EXERCISE DIRECTIONS —
Repeat every line below exactly, word for word.

***** PROVIDED RECORDS *****

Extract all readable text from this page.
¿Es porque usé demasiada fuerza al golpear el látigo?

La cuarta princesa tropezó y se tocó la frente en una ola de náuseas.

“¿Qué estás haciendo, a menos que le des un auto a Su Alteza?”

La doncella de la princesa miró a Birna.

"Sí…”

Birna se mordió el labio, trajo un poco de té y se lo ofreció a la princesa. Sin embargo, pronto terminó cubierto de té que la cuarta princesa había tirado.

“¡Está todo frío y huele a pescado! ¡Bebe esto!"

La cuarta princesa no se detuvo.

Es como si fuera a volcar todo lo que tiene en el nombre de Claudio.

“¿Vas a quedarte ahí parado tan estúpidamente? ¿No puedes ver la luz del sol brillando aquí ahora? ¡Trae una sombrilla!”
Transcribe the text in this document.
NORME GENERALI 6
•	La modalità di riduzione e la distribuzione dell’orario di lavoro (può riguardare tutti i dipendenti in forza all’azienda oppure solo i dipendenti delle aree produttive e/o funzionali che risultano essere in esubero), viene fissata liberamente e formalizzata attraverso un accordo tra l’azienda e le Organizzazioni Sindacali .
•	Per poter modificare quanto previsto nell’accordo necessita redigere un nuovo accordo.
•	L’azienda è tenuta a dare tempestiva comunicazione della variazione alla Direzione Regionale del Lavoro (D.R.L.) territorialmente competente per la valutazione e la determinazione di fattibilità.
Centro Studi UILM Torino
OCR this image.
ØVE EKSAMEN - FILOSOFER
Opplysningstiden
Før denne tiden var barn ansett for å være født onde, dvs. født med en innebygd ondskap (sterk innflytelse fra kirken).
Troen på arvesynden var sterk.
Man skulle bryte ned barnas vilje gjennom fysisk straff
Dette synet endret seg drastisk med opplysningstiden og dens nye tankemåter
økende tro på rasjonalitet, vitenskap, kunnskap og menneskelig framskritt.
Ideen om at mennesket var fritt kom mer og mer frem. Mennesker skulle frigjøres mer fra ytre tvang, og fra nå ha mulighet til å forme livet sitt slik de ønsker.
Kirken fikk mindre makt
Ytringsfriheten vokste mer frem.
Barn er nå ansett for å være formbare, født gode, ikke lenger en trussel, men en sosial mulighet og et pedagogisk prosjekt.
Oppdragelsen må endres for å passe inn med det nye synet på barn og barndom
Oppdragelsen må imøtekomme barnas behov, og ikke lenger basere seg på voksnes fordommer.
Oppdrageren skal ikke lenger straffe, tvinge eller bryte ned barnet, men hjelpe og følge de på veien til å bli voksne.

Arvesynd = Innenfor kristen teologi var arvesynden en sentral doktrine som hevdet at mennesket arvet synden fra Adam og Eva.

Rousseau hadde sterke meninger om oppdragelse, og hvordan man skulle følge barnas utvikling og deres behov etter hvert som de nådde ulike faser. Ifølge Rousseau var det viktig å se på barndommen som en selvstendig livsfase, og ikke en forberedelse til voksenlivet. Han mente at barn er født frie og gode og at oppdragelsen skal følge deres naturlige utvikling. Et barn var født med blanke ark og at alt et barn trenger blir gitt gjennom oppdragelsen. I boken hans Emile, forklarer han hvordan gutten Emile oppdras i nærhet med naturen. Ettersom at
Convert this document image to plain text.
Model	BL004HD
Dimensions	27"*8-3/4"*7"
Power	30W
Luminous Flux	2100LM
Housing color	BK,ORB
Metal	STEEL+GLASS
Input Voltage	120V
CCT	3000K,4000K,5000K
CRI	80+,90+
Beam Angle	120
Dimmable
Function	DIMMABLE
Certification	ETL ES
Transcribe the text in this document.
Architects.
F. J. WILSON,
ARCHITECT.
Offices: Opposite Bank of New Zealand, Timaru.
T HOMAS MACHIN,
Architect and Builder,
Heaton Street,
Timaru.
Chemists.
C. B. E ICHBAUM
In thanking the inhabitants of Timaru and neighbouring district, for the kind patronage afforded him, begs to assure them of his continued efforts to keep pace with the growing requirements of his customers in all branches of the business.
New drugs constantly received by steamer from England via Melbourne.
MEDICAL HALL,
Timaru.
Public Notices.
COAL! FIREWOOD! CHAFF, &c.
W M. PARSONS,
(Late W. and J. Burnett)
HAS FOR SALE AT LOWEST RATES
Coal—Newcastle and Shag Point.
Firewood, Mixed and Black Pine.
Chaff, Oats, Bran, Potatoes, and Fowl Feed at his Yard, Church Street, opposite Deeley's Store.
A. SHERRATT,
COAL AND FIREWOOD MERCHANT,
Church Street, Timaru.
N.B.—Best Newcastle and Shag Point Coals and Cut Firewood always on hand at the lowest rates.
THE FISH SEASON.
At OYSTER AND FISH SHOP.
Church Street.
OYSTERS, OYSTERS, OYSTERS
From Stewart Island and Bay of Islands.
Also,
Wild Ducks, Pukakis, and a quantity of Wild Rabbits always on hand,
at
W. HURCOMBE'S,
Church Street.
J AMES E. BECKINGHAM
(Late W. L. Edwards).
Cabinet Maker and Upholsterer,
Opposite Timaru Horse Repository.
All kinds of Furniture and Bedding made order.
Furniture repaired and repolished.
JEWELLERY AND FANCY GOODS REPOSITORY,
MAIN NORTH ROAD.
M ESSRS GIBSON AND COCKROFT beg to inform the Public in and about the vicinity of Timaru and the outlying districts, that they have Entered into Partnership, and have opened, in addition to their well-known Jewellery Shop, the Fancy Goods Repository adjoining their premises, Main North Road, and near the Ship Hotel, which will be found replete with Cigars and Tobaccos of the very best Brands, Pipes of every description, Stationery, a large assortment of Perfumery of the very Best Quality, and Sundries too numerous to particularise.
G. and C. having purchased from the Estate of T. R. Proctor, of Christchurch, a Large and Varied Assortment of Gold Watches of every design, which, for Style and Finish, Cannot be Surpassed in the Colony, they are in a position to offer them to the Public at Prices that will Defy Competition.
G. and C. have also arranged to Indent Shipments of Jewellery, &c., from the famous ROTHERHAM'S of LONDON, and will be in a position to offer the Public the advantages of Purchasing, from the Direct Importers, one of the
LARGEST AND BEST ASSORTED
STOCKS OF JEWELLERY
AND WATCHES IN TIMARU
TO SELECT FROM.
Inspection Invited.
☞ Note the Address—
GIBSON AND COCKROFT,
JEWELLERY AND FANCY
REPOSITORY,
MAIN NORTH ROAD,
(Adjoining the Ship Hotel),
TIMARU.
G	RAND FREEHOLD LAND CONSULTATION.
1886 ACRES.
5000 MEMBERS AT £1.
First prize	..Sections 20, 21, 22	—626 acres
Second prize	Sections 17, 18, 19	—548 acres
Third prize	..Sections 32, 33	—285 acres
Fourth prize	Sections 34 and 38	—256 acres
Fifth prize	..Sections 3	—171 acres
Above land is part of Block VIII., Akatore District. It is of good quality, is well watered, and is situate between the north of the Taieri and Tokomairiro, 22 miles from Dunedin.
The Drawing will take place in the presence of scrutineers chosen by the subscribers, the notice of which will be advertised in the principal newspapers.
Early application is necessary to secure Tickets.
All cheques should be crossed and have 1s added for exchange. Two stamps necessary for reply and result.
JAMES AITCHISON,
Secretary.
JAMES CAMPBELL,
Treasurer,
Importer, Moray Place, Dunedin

*****

RESULT OF THIS TASK —
Extract all readable text from this page.
¿Es porque usé demasiada fuerza al golpear el látigo?

La cuarta princesa tropezó y se tocó la frente en una ola de náuseas.

“¿Qué estás haciendo, a menos que le des un auto a Su Alteza?”

La doncella de la princesa miró a Birna.

"Sí…”

Birna se mordió el labio, trajo un poco de té y se lo ofreció a la princesa. Sin embargo, pronto terminó cubierto de té que la cuarta princesa había tirado.

“¡Está todo frío y huele a pescado! ¡Bebe esto!"

La cuarta princesa no se detuvo.

Es como si fuera a volcar todo lo que tiene en el nombre de Claudio.

“¿Vas a quedarte ahí parado tan estúpidamente? ¿No puedes ver la luz del sol brillando aquí ahora? ¡Trae una sombrilla!”
Transcribe the text in this document.
NORME GENERALI 6
•	La modalità di riduzione e la distribuzione dell’orario di lavoro (può riguardare tutti i dipendenti in forza all’azienda oppure solo i dipendenti delle aree produttive e/o funzionali che risultano essere in esubero), viene fissata liberamente e formalizzata attraverso un accordo tra l’azienda e le Organizzazioni Sindacali .
•	Per poter modificare quanto previsto nell’accordo necessita redigere un nuovo accordo.
•	L’azienda è tenuta a dare tempestiva comunicazione della variazione alla Direzione Regionale del Lavoro (D.R.L.) territorialmente competente per la valutazione e la determinazione di fattibilità.
Centro Studi UILM Torino
OCR this image.
ØVE EKSAMEN - FILOSOFER
Opplysningstiden
Før denne tiden var barn ansett for å være født onde, dvs. født med en innebygd ondskap (sterk innflytelse fra kirken).
Troen på arvesynden var sterk.
Man skulle bryte ned barnas vilje gjennom fysisk straff
Dette synet endret seg drastisk med opplysningstiden og dens nye tankemåter
økende tro på rasjonalitet, vitenskap, kunnskap og menneskelig framskritt.
Ideen om at mennesket var fritt kom mer og mer frem. Mennesker skulle frigjøres mer fra ytre tvang, og fra nå ha mulighet til å forme livet sitt slik de ønsker.
Kirken fikk mindre makt
Ytringsfriheten vokste mer frem.
Barn er nå ansett for å være formbare, født gode, ikke lenger en trussel, men en sosial mulighet og et pedagogisk prosjekt.
Oppdragelsen må endres for å passe inn med det nye synet på barn og barndom
Oppdragelsen må imøtekomme barnas behov, og ikke lenger basere seg på voksnes fordommer.
Oppdrageren skal ikke lenger straffe, tvinge eller bryte ned barnet, men hjelpe og følge de på veien til å bli voksne.

Arvesynd = Innenfor kristen teologi var arvesynden en sentral doktrine som hevdet at mennesket arvet synden fra Adam og Eva.

Rousseau hadde sterke meninger om oppdragelse, og hvordan man skulle følge barnas utvikling og deres behov etter hvert som de nådde ulike faser. Ifølge Rousseau var det viktig å se på barndommen som en selvstendig livsfase, og ikke en forberedelse til voksenlivet. Han mente at barn er født frie og gode og at oppdragelsen skal følge deres naturlige utvikling. Et barn var født med blanke ark og at alt et barn trenger blir gitt gjennom oppdragelsen. I boken hans Emile, forklarer han hvordan gutten Emile oppdras i nærhet med naturen. Ettersom at
Convert this document image to plain text.
Model	BL004HD
Dimensions	27"*8-3/4"*7"
Power	30W
Luminous Flux	2100LM
Housing color	BK,ORB
Metal	STEEL+GLASS
Input Voltage	120V
CCT	3000K,4000K,5000K
CRI	80+,90+
Beam Angle	120
Dimmable
Function	DIMMABLE
Certification	ETL ES
Transcribe the text in this document.
Architects.
F. J. WILSON,
ARCHITECT.
Offices: Opposite Bank of New Zealand, Timaru.
T HOMAS MACHIN,
Architect and Builder,
Heaton Street,
Timaru.
Chemists.
C. B. E ICHBAUM
In thanking the inhabitants of Timaru and neighbouring district, for the kind patronage afforded him, begs to assure them of his continued efforts to keep pace with the growing requirements of his customers in all branches of the business.
New drugs constantly received by steamer from England via Melbourne.
MEDICAL HALL,
Timaru.
Public Notices.
COAL! FIREWOOD! CHAFF, &c.
W M. PARSONS,
(Late W. and J. Burnett)
HAS FOR SALE AT LOWEST RATES
Coal—Newcastle and Shag Point.
Firewood, Mixed and Black Pine.
Chaff, Oats, Bran, Potatoes, and Fowl Feed at his Yard, Church Street, opposite Deeley's Store.
A. SHERRATT,
COAL AND FIREWOOD MERCHANT,
Church Street, Timaru.
N.B.—Best Newcastle and Shag Point Coals and Cut Firewood always on hand at the lowest rates.
THE FISH SEASON.
At OYSTER AND FISH SHOP.
Church Street.
OYSTERS, OYSTERS, OYSTERS
From Stewart Island and Bay of Islands.
Also,
Wild Ducks, Pukakis, and a quantity of Wild Rabbits always on hand,
at
W. HURCOMBE'S,
Church Street.
J AMES E. BECKINGHAM
(Late W. L. Edwards).
Cabinet Maker and Upholsterer,
Opposite Timaru Horse Repository.
All kinds of Furniture and Bedding made order.
Furniture repaired and repolished.
JEWELLERY AND FANCY GOODS REPOSITORY,
MAIN NORTH ROAD.
M ESSRS GIBSON AND COCKROFT beg to inform the Public in and about the vicinity of Timaru and the outlying districts, that they have Entered into Partnership, and have opened, in addition to their well-known Jewellery Shop, the Fancy Goods Repository adjoining their premises, Main North Road, and near the Ship Hotel, which will be found replete with Cigars and Tobaccos of the very best Brands, Pipes of every description, Stationery, a large assortment of Perfumery of the very Best Quality, and Sundries too numerous to particularise.
G. and C. having purchased from the Estate of T. R. Proctor, of Christchurch, a Large and Varied Assortment of Gold Watches of every design, which, for Style and Finish, Cannot be Surpassed in the Colony, they are in a position to offer them to the Public at Prices that will Defy Competition.
G. and C. have also arranged to Indent Shipments of Jewellery, &c., from the famous ROTHERHAM'S of LONDON, and will be in a position to offer the Public the advantages of Purchasing, from the Direct Importers, one of the
LARGEST AND BEST ASSORTED
STOCKS OF JEWELLERY
AND WATCHES IN TIMARU
TO SELECT FROM.
Inspection Invited.
☞ Note the Address—
GIBSON AND COCKROFT,
JEWELLERY AND FANCY
REPOSITORY,
MAIN NORTH ROAD,
(Adjoining the Ship Hotel),
TIMARU.
G	RAND FREEHOLD LAND CONSULTATION.
1886 ACRES.
5000 MEMBERS AT £1.
First prize	..Sections 20, 21, 22	—626 acres
Second prize	Sections 17, 18, 19	—548 acres
Third prize	..Sections 32, 33	—285 acres
Fourth prize	Sections 34 and 38	—256 acres
Fifth prize	..Sections 3	—171 acres
Above land is part of Block VIII., Akatore District. It is of good quality, is well watered, and is situate between the north of the Taieri and Tokomairiro, 22 miles from Dunedin.
The Drawing will take place in the presence of scrutineers chosen by the subscribers, the notice of which will be advertised in the principal newspapers.
Early application is necessary to secure Tickets.
All cheques should be crossed and have 1s added for exchange. Two stamps necessary for reply and result.
JAMES AITCHISON,
Secretary.
JAMES CAMPBELL,
Treasurer,
Importer, Moray Place, Dunedin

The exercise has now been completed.